> **YOUR INSTRUCTIONS**
Every entry below should be transcribed exactly; pictures stay out of the copy.

> **Stored items**
====================

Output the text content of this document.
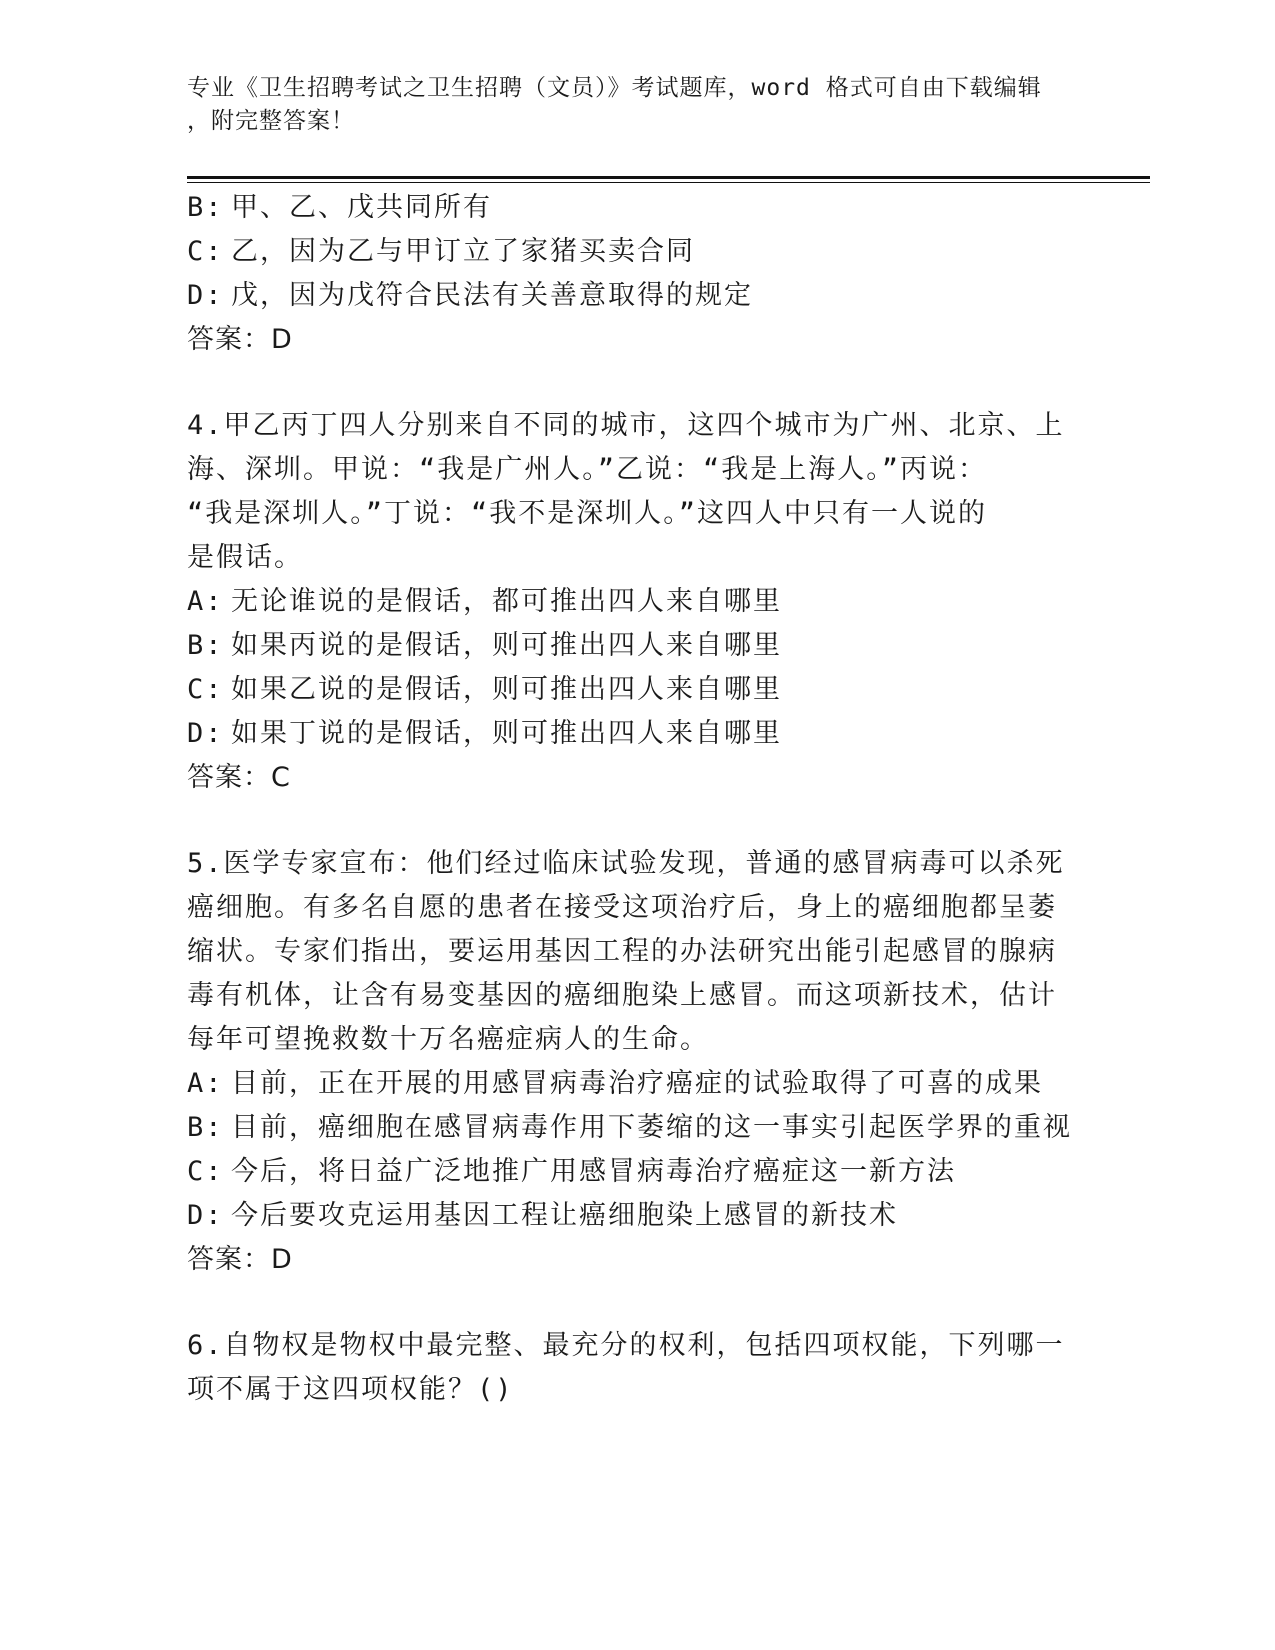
专业《卫生招聘考试之卫生招聘（文员）》考试题库，word 格式可自由下载编辑
，附完整答案！
B: 甲、乙、戊共同所有
C: 乙，因为乙与甲订立了家猪买卖合同
D: 戊，因为戊符合民法有关善意取得的规定
答案：D
4.甲乙丙丁四人分别来自不同的城市，这四个城市为广州、北京、上
海、深圳。甲说：“我是广州人。”乙说：“我是上海人。”丙说：
“我是深圳人。”丁说：“我不是深圳人。”这四人中只有一人说的
是假话。
A: 无论谁说的是假话，都可推出四人来自哪里
B: 如果丙说的是假话，则可推出四人来自哪里
C: 如果乙说的是假话，则可推出四人来自哪里
D: 如果丁说的是假话，则可推出四人来自哪里
答案：C
5.医学专家宣布：他们经过临床试验发现，普通的感冒病毒可以杀死
癌细胞。有多名自愿的患者在接受这项治疗后，身上的癌细胞都呈萎
缩状。专家们指出，要运用基因工程的办法研究出能引起感冒的腺病
毒有机体，让含有易变基因的癌细胞染上感冒。而这项新技术，估计
每年可望挽救数十万名癌症病人的生命。
A: 目前，正在开展的用感冒病毒治疗癌症的试验取得了可喜的成果
B: 目前，癌细胞在感冒病毒作用下萎缩的这一事实引起医学界的重视
C: 今后，将日益广泛地推广用感冒病毒治疗癌症这一新方法
D: 今后要攻克运用基因工程让癌细胞染上感冒的新技术
答案：D
6.自物权是物权中最完整、最充分的权利，包括四项权能，下列哪一
项不属于这四项权能？()
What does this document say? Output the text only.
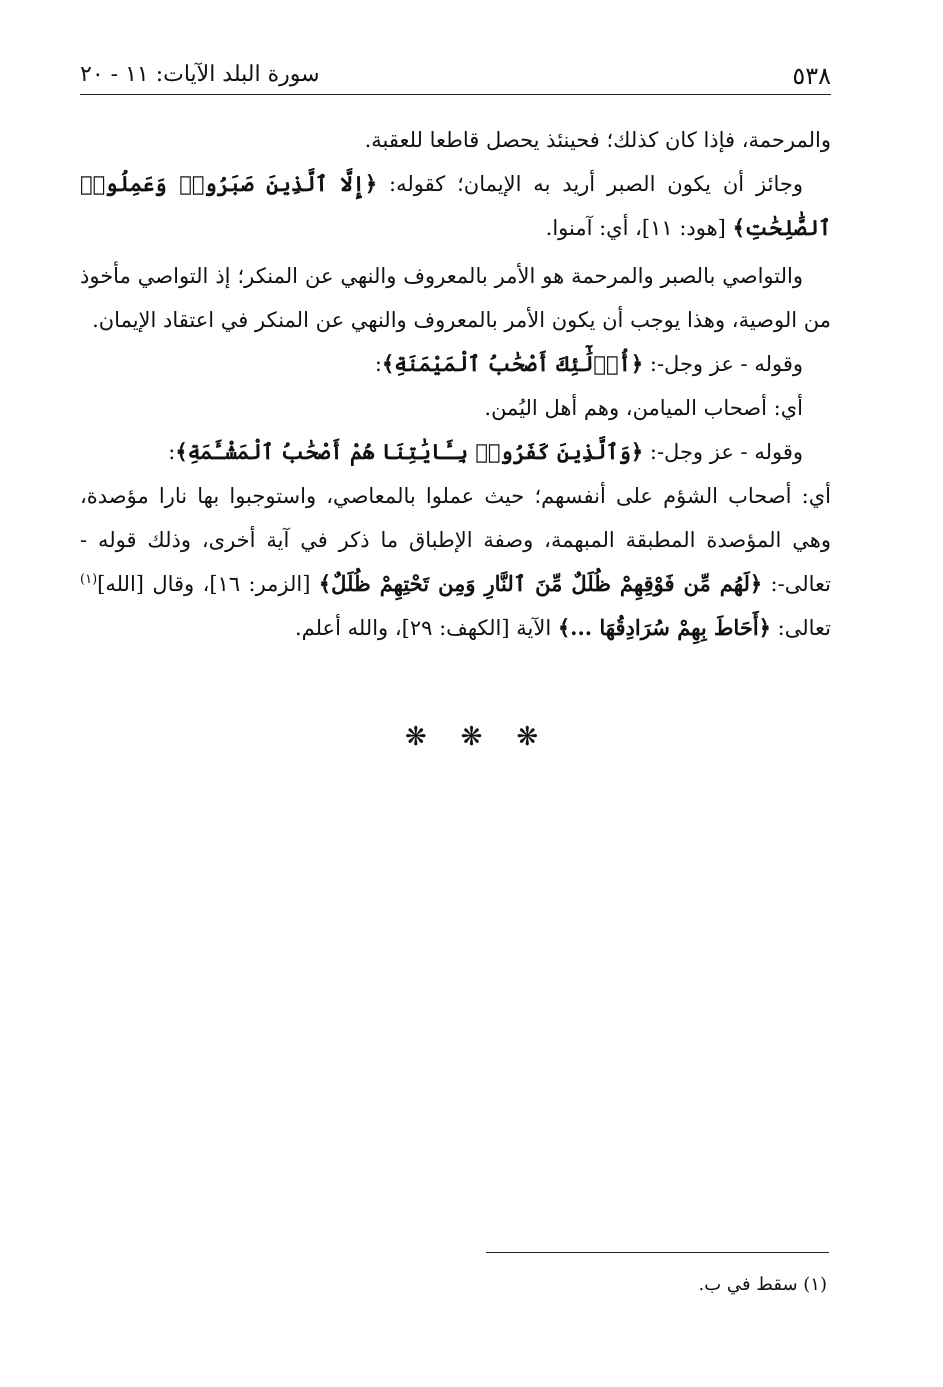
٥٣٨
سورة البلد الآيات: ١١ - ٢٠

والمرحمة، فإذا كان كذلك؛ فحينئذ يحصل قاطعا للعقبة.

وجائز أن يكون الصبر أريد به الإيمان؛ كقوله: ﴿إِلَّا ٱلَّذِينَ صَبَرُوا۟ وَعَمِلُوا۟ ٱلصَّٰلِحَٰتِ﴾ [هود: ١١]، أي: آمنوا.

والتواصي بالصبر والمرحمة هو الأمر بالمعروف والنهي عن المنكر؛ إذ التواصي مأخوذ من الوصية، وهذا يوجب أن يكون الأمر بالمعروف والنهي عن المنكر في اعتقاد الإيمان.

وقوله - عز وجل-: ﴿أُو۟لَٰٓئِكَ أَصْحَٰبُ ٱلْمَيْمَنَةِ﴾:

أي: أصحاب الميامن، وهم أهل اليُمن.

وقوله - عز وجل-: ﴿وَٱلَّذِينَ كَفَرُوا۟ بِـَٔايَٰتِنَا هُمْ أَصْحَٰبُ ٱلْمَشْـَٔمَةِ﴾:

أي: أصحاب الشؤم على أنفسهم؛ حيث عملوا بالمعاصي، واستوجبوا بها نارا مؤصدة، وهي المؤصدة المطبقة المبهمة، وصفة الإطباق ما ذكر في آية أخرى، وذلك قوله - تعالى-: ﴿لَهُم مِّن فَوْقِهِمْ ظُلَلٌ مِّنَ ٱلنَّارِ وَمِن تَحْتِهِمْ ظُلَلٌ﴾ [الزمر: ١٦]، وقال [الله]$^{(١)}$ تعالى: ﴿أَحَاطَ بِهِمْ سُرَادِقُهَا ...﴾ الآية [الكهف: ٢٩]، والله أعلم.

❋❋❋
(١) سقط في ب.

====================

> **CORRECT RESPONSE**
Output the text content of this document.
专业《卫生招聘考试之卫生招聘（文员）》考试题库，word 格式可自由下载编辑
，附完整答案！
B: 甲、乙、戊共同所有
C: 乙，因为乙与甲订立了家猪买卖合同
D: 戊，因为戊符合民法有关善意取得的规定
答案：D
4.甲乙丙丁四人分别来自不同的城市，这四个城市为广州、北京、上
海、深圳。甲说：“我是广州人。”乙说：“我是上海人。”丙说：
“我是深圳人。”丁说：“我不是深圳人。”这四人中只有一人说的
是假话。
A: 无论谁说的是假话，都可推出四人来自哪里
B: 如果丙说的是假话，则可推出四人来自哪里
C: 如果乙说的是假话，则可推出四人来自哪里
D: 如果丁说的是假话，则可推出四人来自哪里
答案：C
5.医学专家宣布：他们经过临床试验发现，普通的感冒病毒可以杀死
癌细胞。有多名自愿的患者在接受这项治疗后，身上的癌细胞都呈萎
缩状。专家们指出，要运用基因工程的办法研究出能引起感冒的腺病
毒有机体，让含有易变基因的癌细胞染上感冒。而这项新技术，估计
每年可望挽救数十万名癌症病人的生命。
A: 目前，正在开展的用感冒病毒治疗癌症的试验取得了可喜的成果
B: 目前，癌细胞在感冒病毒作用下萎缩的这一事实引起医学界的重视
C: 今后，将日益广泛地推广用感冒病毒治疗癌症这一新方法
D: 今后要攻克运用基因工程让癌细胞染上感冒的新技术
答案：D
6.自物权是物权中最完整、最充分的权利，包括四项权能，下列哪一
项不属于这四项权能？()
What does this document say? Output the text only.
٥٣٨
سورة البلد الآيات: ١١ - ٢٠

والمرحمة، فإذا كان كذلك؛ فحينئذ يحصل قاطعا للعقبة.

وجائز أن يكون الصبر أريد به الإيمان؛ كقوله: ﴿إِلَّا ٱلَّذِينَ صَبَرُوا۟ وَعَمِلُوا۟ ٱلصَّٰلِحَٰتِ﴾ [هود: ١١]، أي: آمنوا.

والتواصي بالصبر والمرحمة هو الأمر بالمعروف والنهي عن المنكر؛ إذ التواصي مأخوذ من الوصية، وهذا يوجب أن يكون الأمر بالمعروف والنهي عن المنكر في اعتقاد الإيمان.

وقوله - عز وجل-: ﴿أُو۟لَٰٓئِكَ أَصْحَٰبُ ٱلْمَيْمَنَةِ﴾:

أي: أصحاب الميامن، وهم أهل اليُمن.

وقوله - عز وجل-: ﴿وَٱلَّذِينَ كَفَرُوا۟ بِـَٔايَٰتِنَا هُمْ أَصْحَٰبُ ٱلْمَشْـَٔمَةِ﴾:

أي: أصحاب الشؤم على أنفسهم؛ حيث عملوا بالمعاصي، واستوجبوا بها نارا مؤصدة، وهي المؤصدة المطبقة المبهمة، وصفة الإطباق ما ذكر في آية أخرى، وذلك قوله - تعالى-: ﴿لَهُم مِّن فَوْقِهِمْ ظُلَلٌ مِّنَ ٱلنَّارِ وَمِن تَحْتِهِمْ ظُلَلٌ﴾ [الزمر: ١٦]، وقال [الله]$^{(١)}$ تعالى: ﴿أَحَاطَ بِهِمْ سُرَادِقُهَا ...﴾ الآية [الكهف: ٢٩]، والله أعلم.

❋❋❋
(١) سقط في ب.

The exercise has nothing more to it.